Find the word "сети" in the material below and gather every line that contains it.
◆ ◆ ◆ ◆ ◆ ◆ ◆
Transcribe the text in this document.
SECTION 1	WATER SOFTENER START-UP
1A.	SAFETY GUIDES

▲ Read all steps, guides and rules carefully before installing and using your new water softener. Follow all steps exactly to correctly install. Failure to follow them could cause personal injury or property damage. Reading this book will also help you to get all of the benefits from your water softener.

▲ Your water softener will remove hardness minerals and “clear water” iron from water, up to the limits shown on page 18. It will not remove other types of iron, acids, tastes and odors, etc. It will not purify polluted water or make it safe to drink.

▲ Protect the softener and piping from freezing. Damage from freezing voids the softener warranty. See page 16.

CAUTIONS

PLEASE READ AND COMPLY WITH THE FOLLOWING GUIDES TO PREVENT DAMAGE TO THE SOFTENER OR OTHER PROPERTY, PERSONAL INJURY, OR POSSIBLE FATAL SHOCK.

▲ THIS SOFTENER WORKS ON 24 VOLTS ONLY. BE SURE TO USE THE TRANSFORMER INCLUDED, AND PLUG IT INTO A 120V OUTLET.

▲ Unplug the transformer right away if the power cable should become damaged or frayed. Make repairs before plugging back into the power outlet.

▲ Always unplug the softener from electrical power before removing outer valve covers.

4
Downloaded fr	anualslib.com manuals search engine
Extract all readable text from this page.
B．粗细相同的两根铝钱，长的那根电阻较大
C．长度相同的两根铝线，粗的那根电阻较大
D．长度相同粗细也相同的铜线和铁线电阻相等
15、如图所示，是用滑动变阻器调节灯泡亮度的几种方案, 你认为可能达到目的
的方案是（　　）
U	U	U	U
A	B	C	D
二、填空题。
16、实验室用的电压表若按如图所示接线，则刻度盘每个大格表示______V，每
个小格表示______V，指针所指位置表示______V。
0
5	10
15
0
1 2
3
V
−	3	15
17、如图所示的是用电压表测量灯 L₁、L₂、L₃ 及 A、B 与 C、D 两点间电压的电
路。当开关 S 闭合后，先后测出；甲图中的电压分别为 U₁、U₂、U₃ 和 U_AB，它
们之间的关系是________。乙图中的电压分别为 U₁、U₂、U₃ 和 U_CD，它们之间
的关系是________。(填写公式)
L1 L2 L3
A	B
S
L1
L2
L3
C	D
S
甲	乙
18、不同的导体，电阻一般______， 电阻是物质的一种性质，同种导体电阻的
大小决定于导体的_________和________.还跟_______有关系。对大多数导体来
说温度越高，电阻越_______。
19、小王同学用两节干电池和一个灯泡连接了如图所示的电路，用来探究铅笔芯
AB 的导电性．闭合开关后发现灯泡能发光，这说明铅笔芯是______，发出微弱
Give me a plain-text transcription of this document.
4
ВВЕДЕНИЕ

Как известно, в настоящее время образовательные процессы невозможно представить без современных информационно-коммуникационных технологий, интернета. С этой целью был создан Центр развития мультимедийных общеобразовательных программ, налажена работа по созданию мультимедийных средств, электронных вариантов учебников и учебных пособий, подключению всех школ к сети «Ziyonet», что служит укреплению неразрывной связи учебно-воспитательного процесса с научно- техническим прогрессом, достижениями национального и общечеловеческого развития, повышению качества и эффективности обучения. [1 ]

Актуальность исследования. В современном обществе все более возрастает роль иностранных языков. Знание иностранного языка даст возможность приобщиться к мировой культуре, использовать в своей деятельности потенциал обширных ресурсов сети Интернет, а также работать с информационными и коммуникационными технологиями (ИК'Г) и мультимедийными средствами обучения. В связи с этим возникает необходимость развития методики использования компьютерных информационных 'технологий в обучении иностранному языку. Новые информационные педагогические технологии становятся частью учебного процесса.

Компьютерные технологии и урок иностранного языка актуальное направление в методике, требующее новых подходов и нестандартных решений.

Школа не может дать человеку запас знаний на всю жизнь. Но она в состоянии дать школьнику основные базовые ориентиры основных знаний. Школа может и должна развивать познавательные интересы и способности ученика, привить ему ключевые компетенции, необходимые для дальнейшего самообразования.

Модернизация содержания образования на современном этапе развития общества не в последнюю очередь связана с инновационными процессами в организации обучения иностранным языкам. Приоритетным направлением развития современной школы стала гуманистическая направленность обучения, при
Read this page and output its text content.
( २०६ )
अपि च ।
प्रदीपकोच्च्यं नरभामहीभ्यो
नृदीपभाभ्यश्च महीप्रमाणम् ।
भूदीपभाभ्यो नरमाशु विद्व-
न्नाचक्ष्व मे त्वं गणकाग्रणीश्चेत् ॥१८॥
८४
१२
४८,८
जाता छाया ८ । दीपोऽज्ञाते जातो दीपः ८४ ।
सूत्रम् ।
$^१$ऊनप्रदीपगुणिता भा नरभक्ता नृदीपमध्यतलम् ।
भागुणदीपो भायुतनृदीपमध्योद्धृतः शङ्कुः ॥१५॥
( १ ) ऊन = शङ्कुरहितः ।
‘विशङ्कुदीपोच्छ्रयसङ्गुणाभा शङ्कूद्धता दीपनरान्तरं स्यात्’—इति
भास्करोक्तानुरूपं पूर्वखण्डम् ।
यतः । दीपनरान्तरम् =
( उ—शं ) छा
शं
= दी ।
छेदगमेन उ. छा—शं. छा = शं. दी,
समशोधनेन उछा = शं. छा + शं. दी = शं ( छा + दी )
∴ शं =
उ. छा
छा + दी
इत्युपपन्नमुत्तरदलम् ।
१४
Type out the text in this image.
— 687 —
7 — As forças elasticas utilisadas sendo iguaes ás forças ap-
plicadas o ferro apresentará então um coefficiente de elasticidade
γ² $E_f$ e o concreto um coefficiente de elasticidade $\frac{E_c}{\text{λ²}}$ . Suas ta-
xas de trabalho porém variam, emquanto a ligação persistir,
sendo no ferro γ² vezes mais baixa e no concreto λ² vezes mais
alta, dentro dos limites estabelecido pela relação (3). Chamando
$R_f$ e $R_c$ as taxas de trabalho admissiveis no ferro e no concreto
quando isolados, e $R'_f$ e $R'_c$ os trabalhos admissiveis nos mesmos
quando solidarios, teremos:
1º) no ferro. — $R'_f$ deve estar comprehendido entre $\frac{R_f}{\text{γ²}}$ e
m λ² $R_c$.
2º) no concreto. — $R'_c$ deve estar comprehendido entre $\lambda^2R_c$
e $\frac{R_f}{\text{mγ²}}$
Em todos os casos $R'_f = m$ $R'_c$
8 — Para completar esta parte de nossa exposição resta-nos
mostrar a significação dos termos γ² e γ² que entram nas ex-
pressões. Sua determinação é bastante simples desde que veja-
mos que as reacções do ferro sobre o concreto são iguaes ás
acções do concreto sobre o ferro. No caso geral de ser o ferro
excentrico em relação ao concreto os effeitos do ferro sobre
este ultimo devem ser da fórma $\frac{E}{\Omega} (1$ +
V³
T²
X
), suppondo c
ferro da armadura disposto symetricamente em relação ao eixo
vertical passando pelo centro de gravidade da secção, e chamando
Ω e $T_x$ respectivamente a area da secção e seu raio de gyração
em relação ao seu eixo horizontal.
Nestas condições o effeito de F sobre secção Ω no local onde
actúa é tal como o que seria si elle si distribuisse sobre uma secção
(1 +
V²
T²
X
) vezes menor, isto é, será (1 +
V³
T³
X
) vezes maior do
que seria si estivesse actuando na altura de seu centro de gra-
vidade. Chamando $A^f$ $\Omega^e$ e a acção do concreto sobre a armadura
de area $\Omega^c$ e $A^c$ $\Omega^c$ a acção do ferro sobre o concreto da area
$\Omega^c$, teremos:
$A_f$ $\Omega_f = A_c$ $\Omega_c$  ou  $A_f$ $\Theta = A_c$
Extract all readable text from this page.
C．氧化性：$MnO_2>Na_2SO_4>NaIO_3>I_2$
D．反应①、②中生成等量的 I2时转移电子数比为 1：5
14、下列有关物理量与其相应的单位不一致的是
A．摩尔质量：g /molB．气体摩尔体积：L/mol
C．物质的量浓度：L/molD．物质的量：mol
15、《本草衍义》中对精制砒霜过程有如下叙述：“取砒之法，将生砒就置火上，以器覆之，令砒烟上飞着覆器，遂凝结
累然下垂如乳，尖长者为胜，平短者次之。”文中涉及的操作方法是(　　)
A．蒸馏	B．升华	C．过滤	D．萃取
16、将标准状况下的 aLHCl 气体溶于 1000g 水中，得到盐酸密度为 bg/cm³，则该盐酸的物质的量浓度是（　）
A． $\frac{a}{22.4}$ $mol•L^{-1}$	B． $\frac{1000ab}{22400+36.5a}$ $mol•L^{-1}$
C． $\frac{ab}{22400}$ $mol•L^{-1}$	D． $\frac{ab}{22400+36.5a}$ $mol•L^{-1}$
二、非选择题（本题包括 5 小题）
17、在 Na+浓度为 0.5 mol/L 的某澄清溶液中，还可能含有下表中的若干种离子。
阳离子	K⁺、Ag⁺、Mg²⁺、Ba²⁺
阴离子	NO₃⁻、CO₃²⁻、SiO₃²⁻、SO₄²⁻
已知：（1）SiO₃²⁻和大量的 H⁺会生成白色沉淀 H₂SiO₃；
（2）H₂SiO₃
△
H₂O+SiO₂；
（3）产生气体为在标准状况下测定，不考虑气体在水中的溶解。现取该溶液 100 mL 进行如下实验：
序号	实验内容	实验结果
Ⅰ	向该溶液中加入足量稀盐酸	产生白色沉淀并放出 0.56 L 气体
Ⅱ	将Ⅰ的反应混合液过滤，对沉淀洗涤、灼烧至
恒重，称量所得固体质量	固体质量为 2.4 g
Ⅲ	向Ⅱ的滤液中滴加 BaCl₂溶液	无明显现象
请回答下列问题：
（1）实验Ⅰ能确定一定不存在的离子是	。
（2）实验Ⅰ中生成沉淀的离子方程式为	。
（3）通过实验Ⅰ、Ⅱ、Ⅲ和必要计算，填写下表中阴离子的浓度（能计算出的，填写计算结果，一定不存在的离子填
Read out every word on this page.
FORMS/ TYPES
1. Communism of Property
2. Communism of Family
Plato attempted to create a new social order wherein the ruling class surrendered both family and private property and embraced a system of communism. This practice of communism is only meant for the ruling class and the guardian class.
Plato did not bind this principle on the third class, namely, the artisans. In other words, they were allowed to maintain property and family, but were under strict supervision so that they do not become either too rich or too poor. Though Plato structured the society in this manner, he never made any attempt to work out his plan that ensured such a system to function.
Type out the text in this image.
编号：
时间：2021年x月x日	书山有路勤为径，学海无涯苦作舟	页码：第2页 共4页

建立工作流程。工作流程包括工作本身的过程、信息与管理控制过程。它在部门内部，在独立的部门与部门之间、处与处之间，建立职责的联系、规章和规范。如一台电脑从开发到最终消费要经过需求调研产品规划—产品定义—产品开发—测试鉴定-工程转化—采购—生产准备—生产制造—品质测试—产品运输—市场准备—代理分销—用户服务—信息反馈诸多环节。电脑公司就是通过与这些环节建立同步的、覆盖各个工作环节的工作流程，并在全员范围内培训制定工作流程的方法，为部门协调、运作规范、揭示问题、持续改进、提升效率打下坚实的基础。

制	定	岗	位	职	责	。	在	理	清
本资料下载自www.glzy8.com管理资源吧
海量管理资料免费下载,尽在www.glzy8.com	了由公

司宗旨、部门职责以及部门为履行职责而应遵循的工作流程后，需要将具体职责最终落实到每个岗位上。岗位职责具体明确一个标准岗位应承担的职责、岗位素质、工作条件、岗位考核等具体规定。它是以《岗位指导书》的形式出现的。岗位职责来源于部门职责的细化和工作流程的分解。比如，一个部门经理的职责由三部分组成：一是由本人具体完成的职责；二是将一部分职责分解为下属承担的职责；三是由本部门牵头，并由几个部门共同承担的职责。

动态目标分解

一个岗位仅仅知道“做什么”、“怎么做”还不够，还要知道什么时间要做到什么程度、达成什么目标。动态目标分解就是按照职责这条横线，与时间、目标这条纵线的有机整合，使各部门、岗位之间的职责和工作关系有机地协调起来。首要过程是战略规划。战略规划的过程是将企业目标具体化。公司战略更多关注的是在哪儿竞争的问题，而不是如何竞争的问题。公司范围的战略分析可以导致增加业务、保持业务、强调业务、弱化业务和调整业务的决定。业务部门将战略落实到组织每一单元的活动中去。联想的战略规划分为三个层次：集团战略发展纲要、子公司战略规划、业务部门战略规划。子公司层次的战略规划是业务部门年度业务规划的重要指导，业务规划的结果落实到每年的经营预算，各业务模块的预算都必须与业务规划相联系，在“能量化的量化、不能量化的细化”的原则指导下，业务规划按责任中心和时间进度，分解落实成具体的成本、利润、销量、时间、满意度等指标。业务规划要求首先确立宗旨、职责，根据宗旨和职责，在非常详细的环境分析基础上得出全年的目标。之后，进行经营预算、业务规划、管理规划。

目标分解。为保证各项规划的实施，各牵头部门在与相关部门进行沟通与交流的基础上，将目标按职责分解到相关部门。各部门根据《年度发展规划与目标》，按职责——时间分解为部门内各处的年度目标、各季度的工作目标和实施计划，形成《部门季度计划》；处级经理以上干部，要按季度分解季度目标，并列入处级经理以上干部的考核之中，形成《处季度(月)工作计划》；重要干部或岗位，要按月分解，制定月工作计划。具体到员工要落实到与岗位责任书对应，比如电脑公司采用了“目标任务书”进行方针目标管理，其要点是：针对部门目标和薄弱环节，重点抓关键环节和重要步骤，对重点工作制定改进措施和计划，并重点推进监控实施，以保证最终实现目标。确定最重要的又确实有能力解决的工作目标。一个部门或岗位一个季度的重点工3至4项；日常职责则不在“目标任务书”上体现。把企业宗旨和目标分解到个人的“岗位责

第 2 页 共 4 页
◆ ◆ ◆ ◆ ◆ ◆ ◆
◆ Exercise response
Как известно, в настоящее время образовательные процессы невозможно представить без современных информационно-коммуникационных технологий, интернета. С этой целью был создан Центр развития мультимедийных общеобразовательных программ, налажена работа по созданию мультимедийных средств, электронных вариантов учебников и учебных пособий, подключению всех школ к сети «Ziyonet», что служит укреплению неразрывной связи учебно-воспитательного процесса с научно- техническим прогрессом, достижениями национального и общечеловеческого развития, повышению качества и эффективности обучения. [1 ]
Актуальность исследования. В современном обществе все более возрастает роль иностранных языков. Знание иностранного языка даст возможность приобщиться к мировой культуре, использовать в своей деятельности потенциал обширных ресурсов сети Интернет, а также работать с информационными и коммуникационными технологиями (ИК'Г) и мультимедийными средствами обучения. В связи с этим возникает необходимость развития методики использования компьютерных информационных 'технологий в обучении иностранному языку. Новые информационные педагогические технологии становятся частью учебного процесса.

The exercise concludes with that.